:: Stated goal ::
Report the count of lines below in which the string "background" occurs; include nothing else.

:: Data records ::
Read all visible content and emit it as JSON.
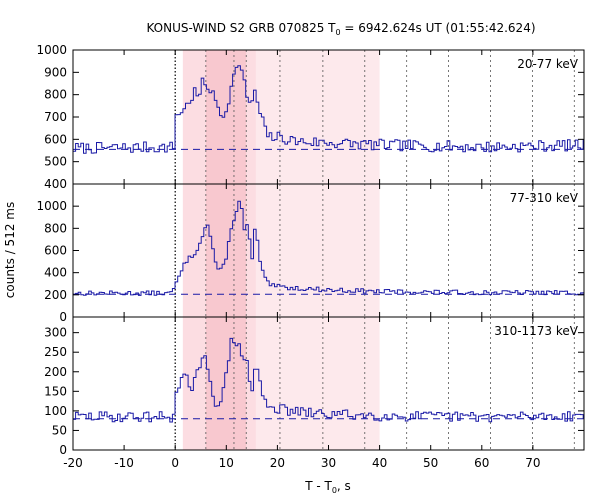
{
  "chart_data": {
    "type": "line",
    "title": "KONUS-WIND S2 GRB 070825 T",
    "title_sub": "0",
    "title_rest": " = 6942.624s UT (01:55:42.624)",
    "xlabel": "T - T",
    "xlabel_sub": "0",
    "xlabel_rest": ", s",
    "ylabel": "counts / 512 ms",
    "xlim": [
      -20,
      80
    ],
    "xticks": [
      -20,
      -10,
      0,
      10,
      20,
      30,
      40,
      50,
      60,
      70
    ],
    "xtick_labels": [
      "-20",
      "-10",
      "0",
      "10",
      "20",
      "30",
      "40",
      "50",
      "60",
      "70"
    ],
    "intervals": {
      "inner": [
        1.5,
        15.8
      ],
      "peak": [
        6.0,
        13.9
      ],
      "outer": [
        15.8,
        40.0
      ]
    },
    "vertical_markers": [
      0,
      6.0,
      11.5,
      13.9,
      20.5,
      28.9,
      37.1,
      45.3,
      53.5,
      61.7,
      69.9,
      78.1
    ],
    "panels": [
      {
        "band": "20-77 keV",
        "ylim": [
          400,
          1000
        ],
        "yticks": [
          400,
          500,
          600,
          700,
          800,
          900,
          1000
        ],
        "ytick_labels": [
          "400",
          "500",
          "600",
          "700",
          "800",
          "900",
          "1000"
        ],
        "background": 555,
        "knots": [
          [
            -20,
            560
          ],
          [
            -0.3,
            565
          ],
          [
            0,
            700
          ],
          [
            1,
            725
          ],
          [
            2,
            740
          ],
          [
            3,
            780
          ],
          [
            4,
            820
          ],
          [
            4.5,
            770
          ],
          [
            5.2,
            850
          ],
          [
            6.5,
            840
          ],
          [
            7.5,
            790
          ],
          [
            8.5,
            740
          ],
          [
            9.5,
            700
          ],
          [
            10.3,
            770
          ],
          [
            11,
            830
          ],
          [
            11.5,
            880
          ],
          [
            12,
            940
          ],
          [
            12.8,
            920
          ],
          [
            13.5,
            850
          ],
          [
            14.2,
            780
          ],
          [
            15,
            760
          ],
          [
            15.8,
            820
          ],
          [
            16.3,
            730
          ],
          [
            17,
            700
          ],
          [
            17.5,
            640
          ],
          [
            18.5,
            610
          ],
          [
            20,
            610
          ],
          [
            24,
            590
          ],
          [
            30,
            585
          ],
          [
            40,
            575
          ],
          [
            50,
            570
          ],
          [
            60,
            565
          ],
          [
            70,
            570
          ],
          [
            80,
            575
          ]
        ],
        "noise": 15,
        "seed": 7
      },
      {
        "band": "77-310 keV",
        "ylim": [
          0,
          1200
        ],
        "yticks": [
          0,
          200,
          400,
          600,
          800,
          1000
        ],
        "ytick_labels": [
          "0",
          "200",
          "400",
          "600",
          "800",
          "1000"
        ],
        "background": 205,
        "knots": [
          [
            -20,
            215
          ],
          [
            -0.5,
            215
          ],
          [
            0,
            300
          ],
          [
            1,
            380
          ],
          [
            2,
            500
          ],
          [
            3,
            540
          ],
          [
            4,
            580
          ],
          [
            5,
            700
          ],
          [
            5.5,
            760
          ],
          [
            6.3,
            850
          ],
          [
            7,
            700
          ],
          [
            7.8,
            520
          ],
          [
            8.5,
            400
          ],
          [
            9.3,
            440
          ],
          [
            10,
            550
          ],
          [
            10.6,
            700
          ],
          [
            11.2,
            850
          ],
          [
            11.8,
            920
          ],
          [
            12.4,
            1060
          ],
          [
            13,
            980
          ],
          [
            13.6,
            750
          ],
          [
            14.2,
            850
          ],
          [
            15,
            500
          ],
          [
            15.8,
            880
          ],
          [
            16.3,
            560
          ],
          [
            17,
            420
          ],
          [
            17.8,
            320
          ],
          [
            19,
            280
          ],
          [
            22,
            265
          ],
          [
            30,
            245
          ],
          [
            40,
            230
          ],
          [
            50,
            225
          ],
          [
            60,
            220
          ],
          [
            70,
            220
          ],
          [
            80,
            220
          ]
        ],
        "noise": 12,
        "seed": 13
      },
      {
        "band": "310-1173 keV",
        "ylim": [
          0,
          340
        ],
        "yticks": [
          0,
          50,
          100,
          150,
          200,
          250,
          300
        ],
        "ytick_labels": [
          "0",
          "50",
          "100",
          "150",
          "200",
          "250",
          "300"
        ],
        "background": 80,
        "knots": [
          [
            -20,
            85
          ],
          [
            -0.5,
            85
          ],
          [
            0,
            130
          ],
          [
            1,
            170
          ],
          [
            2,
            190
          ],
          [
            3,
            150
          ],
          [
            4,
            190
          ],
          [
            5,
            200
          ],
          [
            5.5,
            240
          ],
          [
            6.2,
            230
          ],
          [
            7,
            170
          ],
          [
            7.7,
            130
          ],
          [
            8.5,
            110
          ],
          [
            9.3,
            140
          ],
          [
            10,
            190
          ],
          [
            10.7,
            260
          ],
          [
            11.3,
            290
          ],
          [
            11.9,
            280
          ],
          [
            12.5,
            260
          ],
          [
            13.2,
            220
          ],
          [
            13.9,
            250
          ],
          [
            14.5,
            180
          ],
          [
            15.2,
            140
          ],
          [
            15.8,
            240
          ],
          [
            16.3,
            190
          ],
          [
            17,
            140
          ],
          [
            18,
            120
          ],
          [
            20,
            105
          ],
          [
            25,
            95
          ],
          [
            30,
            92
          ],
          [
            40,
            88
          ],
          [
            50,
            85
          ],
          [
            60,
            85
          ],
          [
            70,
            86
          ],
          [
            80,
            88
          ]
        ],
        "noise": 8,
        "seed": 29
      }
    ]
  }
}
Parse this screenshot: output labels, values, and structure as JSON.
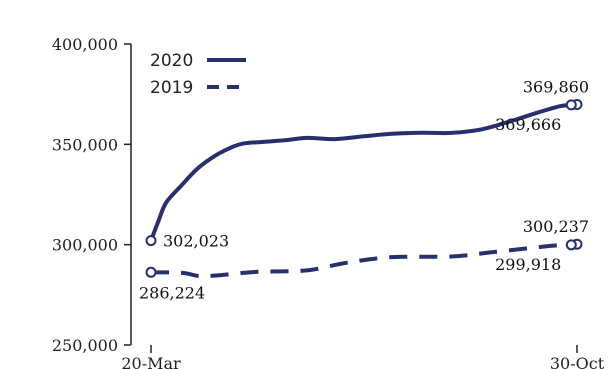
{
  "chart_data": {
    "type": "line",
    "title": "",
    "xlabel": "",
    "ylabel": "",
    "ylim": [
      250000,
      400000
    ],
    "y_ticks": [
      250000,
      300000,
      350000,
      400000
    ],
    "y_tick_labels": [
      "250,000",
      "300,000",
      "350,000",
      "400,000"
    ],
    "x_range": [
      "20-Mar",
      "30-Oct"
    ],
    "x_tick_labels": [
      "20-Mar",
      "30-Oct"
    ],
    "legend_position": "top-left",
    "grid": false,
    "series": [
      {
        "name": "2020",
        "style": "solid",
        "color": "#27306b",
        "points": [
          [
            "20-Mar",
            302023
          ],
          [
            "24-Mar",
            312000
          ],
          [
            "28-Mar",
            321000
          ],
          [
            "05-Apr",
            329500
          ],
          [
            "13-Apr",
            337500
          ],
          [
            "21-Apr",
            343300
          ],
          [
            "29-Apr",
            347500
          ],
          [
            "07-May",
            350300
          ],
          [
            "18-May",
            351200
          ],
          [
            "30-May",
            352100
          ],
          [
            "10-Jun",
            353200
          ],
          [
            "25-Jun",
            352600
          ],
          [
            "10-Jul",
            354000
          ],
          [
            "25-Jul",
            355300
          ],
          [
            "10-Aug",
            355800
          ],
          [
            "25-Aug",
            355700
          ],
          [
            "10-Sep",
            357500
          ],
          [
            "25-Sep",
            361500
          ],
          [
            "10-Oct",
            366000
          ],
          [
            "21-Oct",
            369000
          ],
          [
            "27-Oct",
            369666
          ],
          [
            "30-Oct",
            369860
          ]
        ]
      },
      {
        "name": "2019",
        "style": "dashed",
        "color": "#27306b",
        "points": [
          [
            "20-Mar",
            286224
          ],
          [
            "05-Apr",
            286000
          ],
          [
            "15-Apr",
            284300
          ],
          [
            "25-Apr",
            284800
          ],
          [
            "15-May",
            286500
          ],
          [
            "10-Jun",
            287200
          ],
          [
            "01-Jul",
            291000
          ],
          [
            "25-Jul",
            293800
          ],
          [
            "25-Aug",
            294100
          ],
          [
            "15-Sep",
            296200
          ],
          [
            "05-Oct",
            298300
          ],
          [
            "20-Oct",
            299700
          ],
          [
            "27-Oct",
            299918
          ],
          [
            "30-Oct",
            300237
          ]
        ]
      }
    ],
    "annotations": [
      {
        "series": "2020",
        "x": "20-Mar",
        "y": 302023,
        "text": "302,023",
        "anchor": "right"
      },
      {
        "series": "2020",
        "x": "30-Oct",
        "y": 369860,
        "text": "369,860",
        "anchor": "above-right"
      },
      {
        "series": "2020",
        "x": "27-Oct",
        "y": 369666,
        "text": "369,666",
        "anchor": "below-left"
      },
      {
        "series": "2019",
        "x": "20-Mar",
        "y": 286224,
        "text": "286,224",
        "anchor": "below"
      },
      {
        "series": "2019",
        "x": "30-Oct",
        "y": 300237,
        "text": "300,237",
        "anchor": "above-right"
      },
      {
        "series": "2019",
        "x": "27-Oct",
        "y": 299918,
        "text": "299,918",
        "anchor": "below-left"
      }
    ]
  }
}
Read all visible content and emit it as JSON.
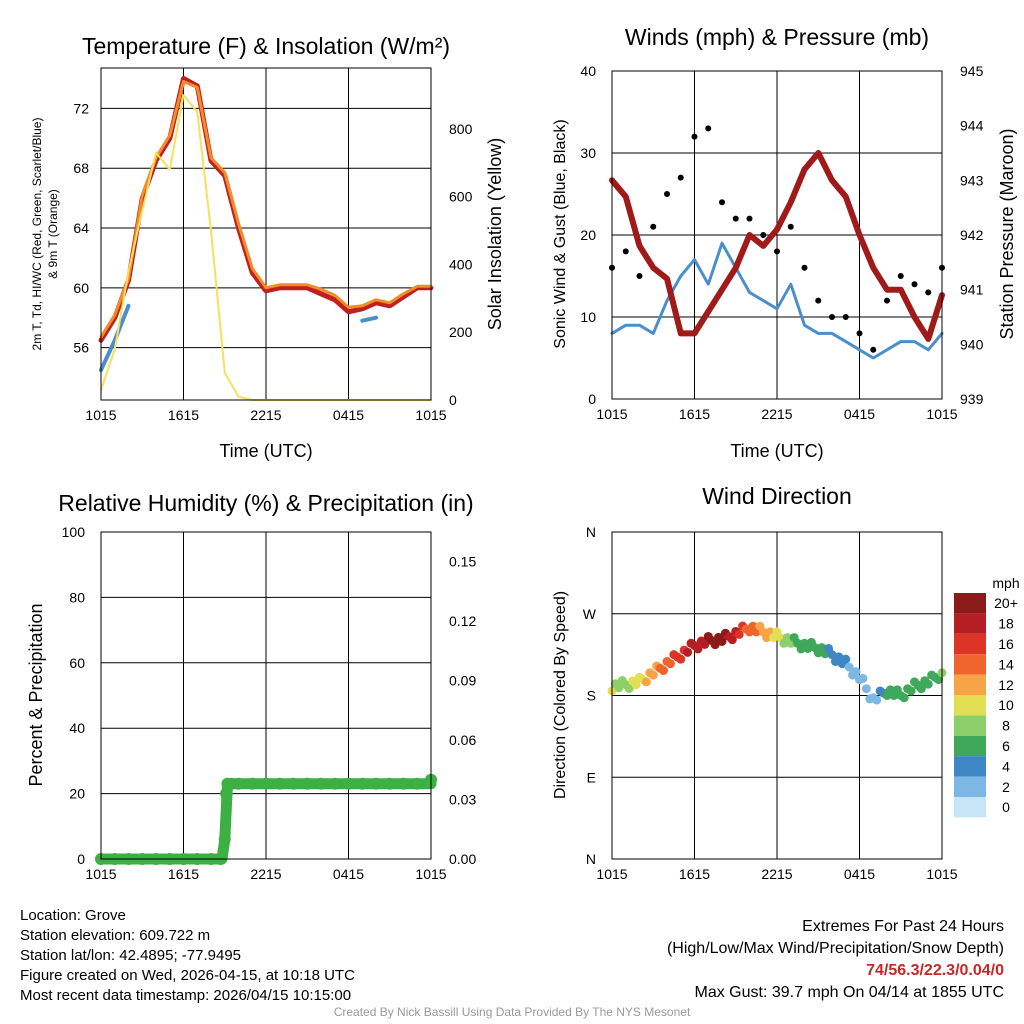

:: Reply ::
3